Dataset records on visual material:
┌──
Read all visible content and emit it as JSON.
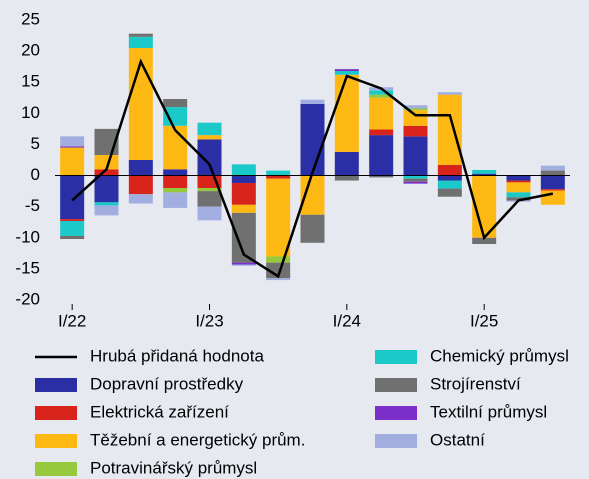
{
  "chart_data": {
    "type": "bar",
    "categories": [
      "I/22",
      null,
      null,
      null,
      "I/23",
      null,
      null,
      null,
      "I/24",
      null,
      null,
      null,
      "I/25",
      null,
      null
    ],
    "series": [
      {
        "name": "Hrubá přidaná hodnota",
        "type": "line",
        "color": "#000000",
        "values": [
          -4,
          1,
          18.3,
          7.3,
          1.8,
          -12.7,
          -16.2,
          0.5,
          16,
          14,
          9.7,
          9.7,
          -10,
          -4,
          -2.9
        ]
      },
      {
        "name": "Dopravní prostředky",
        "color": "#2a2fa5",
        "values": [
          -7,
          -4.3,
          2.5,
          1,
          5.8,
          -1.2,
          0,
          11.5,
          3.8,
          6.5,
          6.3,
          -0.8,
          0.3,
          -0.8,
          -2.2
        ]
      },
      {
        "name": "Elektrická zařízení",
        "color": "#d9241c",
        "values": [
          -0.3,
          1,
          -3,
          -2,
          -2,
          -3.5,
          -0.5,
          0,
          0,
          0.9,
          1.7,
          1.7,
          0,
          -0.3,
          -0.2
        ]
      },
      {
        "name": "Těžební a energetický prům.",
        "color": "#fdb813",
        "values": [
          4.5,
          2.3,
          18,
          7,
          0.7,
          -1.3,
          -12.5,
          -6.3,
          12.4,
          5.1,
          2.5,
          11.3,
          -10,
          -1.6,
          -2.3
        ]
      },
      {
        "name": "Potravinářský průmysl",
        "color": "#96c93d",
        "values": [
          0,
          0,
          0,
          -0.7,
          -0.5,
          0,
          -1,
          0,
          0,
          0.5,
          0.3,
          0,
          0,
          0,
          0
        ]
      },
      {
        "name": "Chemický průmysl",
        "color": "#1cc9c9",
        "values": [
          -2.4,
          -0.5,
          1.8,
          3,
          2,
          1.8,
          0.8,
          0,
          0.6,
          0.7,
          -0.5,
          -1.3,
          0.6,
          -0.8,
          0
        ]
      },
      {
        "name": "Strojírenství",
        "color": "#707070",
        "values": [
          -0.5,
          4.2,
          0.5,
          1.3,
          -2.5,
          -8,
          -2.5,
          -4.5,
          -0.8,
          -0.3,
          -0.5,
          -1.3,
          -1,
          -0.5,
          0.8
        ]
      },
      {
        "name": "Textilní průmysl",
        "color": "#7b2fc9",
        "values": [
          0.2,
          0,
          0,
          0,
          0,
          -0.3,
          0,
          0,
          0.3,
          0,
          -0.3,
          0,
          0,
          0,
          0
        ]
      },
      {
        "name": "Ostatní",
        "color": "#a3aee0",
        "values": [
          1.6,
          -1.6,
          -1.5,
          -2.5,
          -2.2,
          -0.2,
          -0.3,
          0.7,
          0,
          0.5,
          0.5,
          0.4,
          0,
          -0.2,
          0.8
        ]
      }
    ],
    "ylim": [
      -20,
      25
    ],
    "yticks": [
      -20,
      -15,
      -10,
      -5,
      0,
      5,
      10,
      15,
      20,
      25
    ]
  }
}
└──
◆ Do this ◆
Copy each line of the records that contains the word "color".

◆ Complete output ◆
        "color": "#000000",
        "color": "#2a2fa5",
        "color": "#d9241c",
        "color": "#fdb813",
        "color": "#96c93d",
        "color": "#1cc9c9",
        "color": "#707070",
        "color": "#7b2fc9",
        "color": "#a3aee0",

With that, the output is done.